## DATA EXTRACT
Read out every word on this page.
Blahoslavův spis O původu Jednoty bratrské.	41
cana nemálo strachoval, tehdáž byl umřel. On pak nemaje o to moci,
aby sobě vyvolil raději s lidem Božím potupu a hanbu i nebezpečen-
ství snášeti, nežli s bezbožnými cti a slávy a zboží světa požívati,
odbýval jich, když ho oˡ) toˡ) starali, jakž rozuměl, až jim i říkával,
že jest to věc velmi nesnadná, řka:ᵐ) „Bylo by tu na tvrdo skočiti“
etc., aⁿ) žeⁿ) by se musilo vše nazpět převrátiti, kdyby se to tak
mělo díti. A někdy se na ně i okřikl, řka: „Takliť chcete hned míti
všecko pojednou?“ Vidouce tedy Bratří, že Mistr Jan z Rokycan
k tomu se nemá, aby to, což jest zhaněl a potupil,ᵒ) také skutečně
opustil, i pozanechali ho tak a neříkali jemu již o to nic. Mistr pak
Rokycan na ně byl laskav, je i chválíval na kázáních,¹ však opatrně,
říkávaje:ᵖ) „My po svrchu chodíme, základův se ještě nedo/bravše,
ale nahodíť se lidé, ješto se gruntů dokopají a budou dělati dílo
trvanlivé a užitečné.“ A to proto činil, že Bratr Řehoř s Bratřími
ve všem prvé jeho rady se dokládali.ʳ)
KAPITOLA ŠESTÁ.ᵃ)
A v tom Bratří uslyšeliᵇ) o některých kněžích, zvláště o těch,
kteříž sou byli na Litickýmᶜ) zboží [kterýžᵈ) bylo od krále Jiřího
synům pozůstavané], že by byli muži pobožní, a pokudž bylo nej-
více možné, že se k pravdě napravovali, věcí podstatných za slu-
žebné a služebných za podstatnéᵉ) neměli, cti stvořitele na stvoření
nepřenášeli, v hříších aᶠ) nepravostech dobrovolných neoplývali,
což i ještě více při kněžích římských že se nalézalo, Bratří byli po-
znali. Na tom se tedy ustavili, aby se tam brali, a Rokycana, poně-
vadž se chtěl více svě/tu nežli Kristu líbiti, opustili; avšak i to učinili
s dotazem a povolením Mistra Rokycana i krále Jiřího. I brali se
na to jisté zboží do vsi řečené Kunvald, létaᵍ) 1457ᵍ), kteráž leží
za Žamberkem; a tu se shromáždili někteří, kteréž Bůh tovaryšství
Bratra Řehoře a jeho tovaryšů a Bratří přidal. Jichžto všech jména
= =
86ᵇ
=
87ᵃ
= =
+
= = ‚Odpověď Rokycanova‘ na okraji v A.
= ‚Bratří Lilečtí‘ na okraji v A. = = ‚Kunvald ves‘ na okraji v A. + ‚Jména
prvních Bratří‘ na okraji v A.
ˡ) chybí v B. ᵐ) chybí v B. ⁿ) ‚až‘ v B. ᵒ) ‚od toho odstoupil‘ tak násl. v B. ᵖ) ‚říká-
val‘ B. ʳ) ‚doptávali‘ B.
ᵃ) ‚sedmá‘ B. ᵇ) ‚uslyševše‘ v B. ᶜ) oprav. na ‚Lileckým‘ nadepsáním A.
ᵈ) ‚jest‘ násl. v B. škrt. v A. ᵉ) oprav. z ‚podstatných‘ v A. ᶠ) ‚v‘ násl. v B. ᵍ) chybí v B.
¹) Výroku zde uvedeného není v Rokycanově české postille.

## OBJECTIVE
Scan the material above for the word "okraji". Copy each line where it occurs.

## CORRECT RESPONSE
= = ‚Odpověď Rokycanova‘ na okraji v A.
= ‚Bratří Lilečtí‘ na okraji v A. = = ‚Kunvald ves‘ na okraji v A. + ‚Jména
prvních Bratří‘ na okraji v A.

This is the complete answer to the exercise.